Set problem >> Reproduce the records that follow in full, excluding any picture they contain.

Supplied data >>

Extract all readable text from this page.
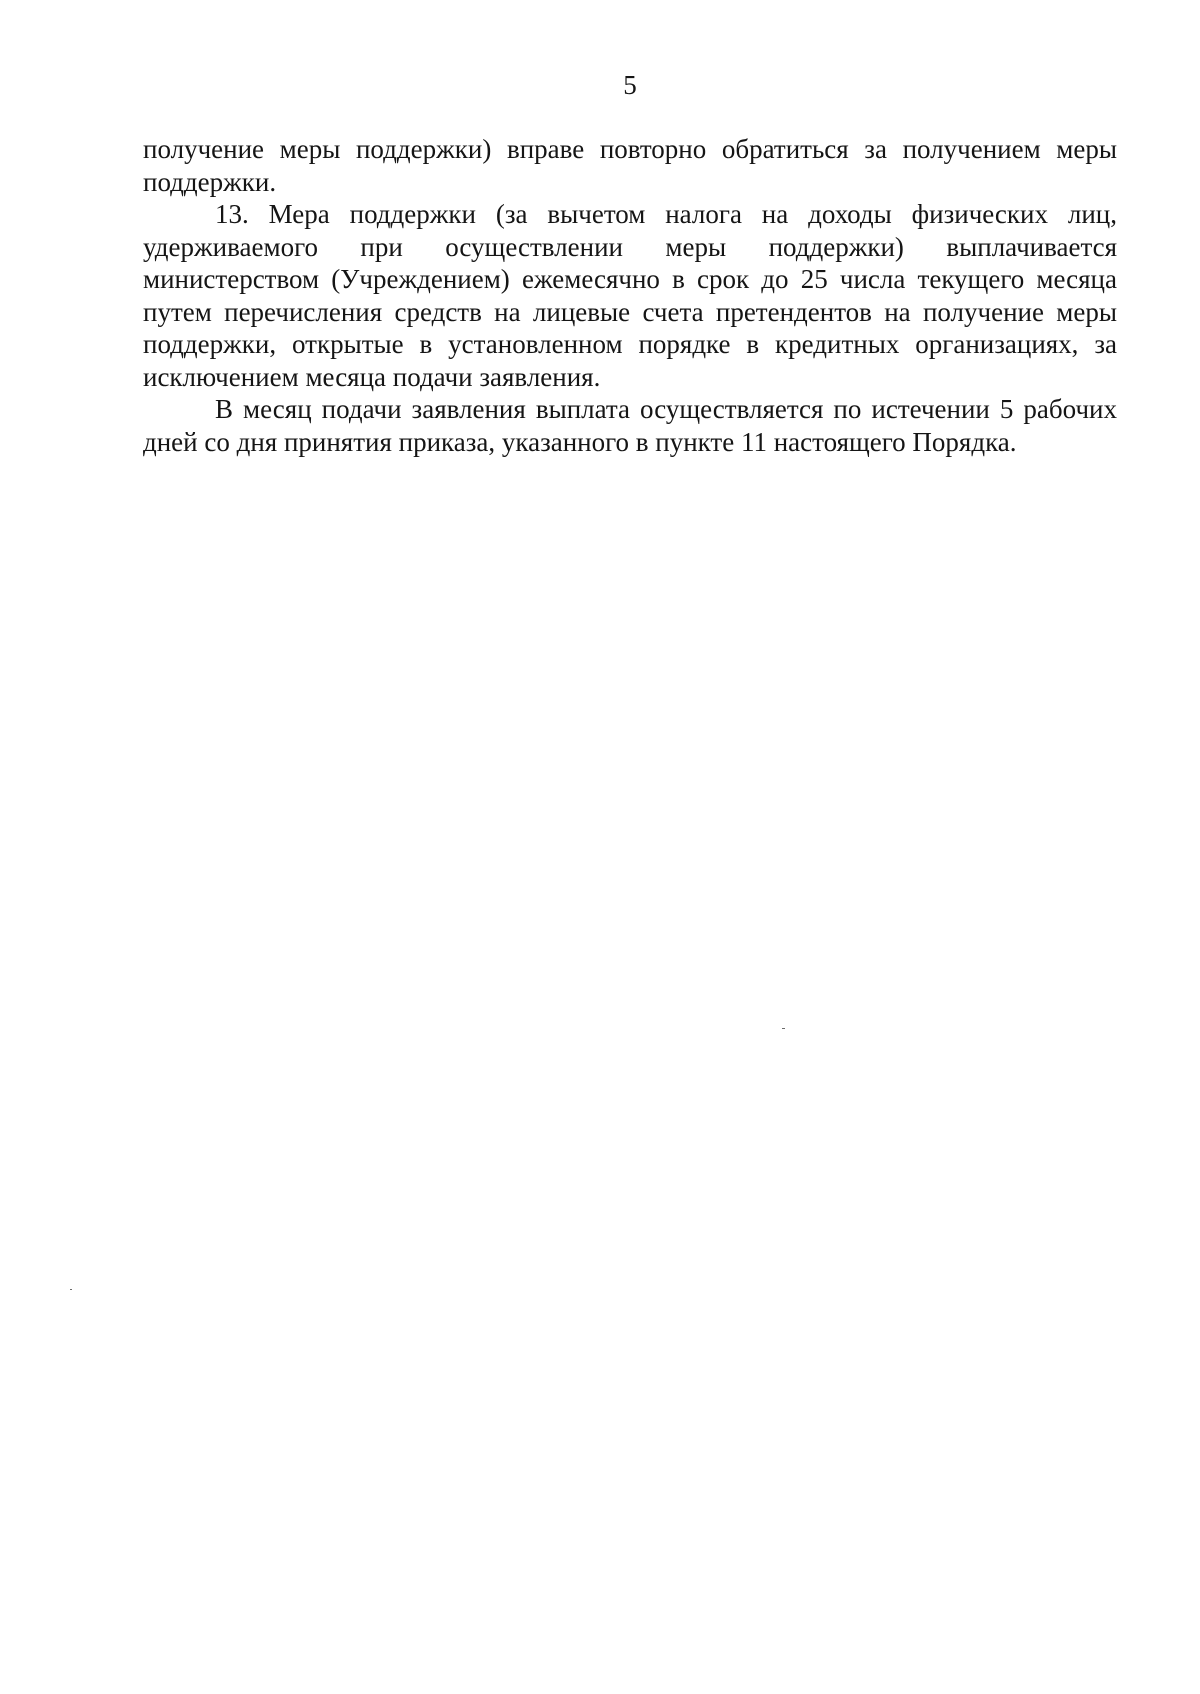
5

получение меры поддержки) вправе повторно обратиться за получением меры поддержки.

13. Мера поддержки (за вычетом налога на доходы физических лиц, удерживаемого при осуществлении меры поддержки) выплачивается министерством (Учреждением) ежемесячно в срок до 25 числа текущего месяца путем перечисления средств на лицевые счета претендентов на получение меры поддержки, открытые в установленном порядке в кредитных организациях, за исключением месяца подачи заявления.

В месяц подачи заявления выплата осуществляется по истечении 5 рабочих дней со дня принятия приказа, указанного в пункте 11 настоящего Порядка.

Finished exercise >>
Extract all readable text from this page.
5

получение меры поддержки) вправе повторно обратиться за получением меры поддержки.

13. Мера поддержки (за вычетом налога на доходы физических лиц, удерживаемого при осуществлении меры поддержки) выплачивается министерством (Учреждением) ежемесячно в срок до 25 числа текущего месяца путем перечисления средств на лицевые счета претендентов на получение меры поддержки, открытые в установленном порядке в кредитных организациях, за исключением месяца подачи заявления.

В месяц подачи заявления выплата осуществляется по истечении 5 рабочих дней со дня принятия приказа, указанного в пункте 11 настоящего Порядка.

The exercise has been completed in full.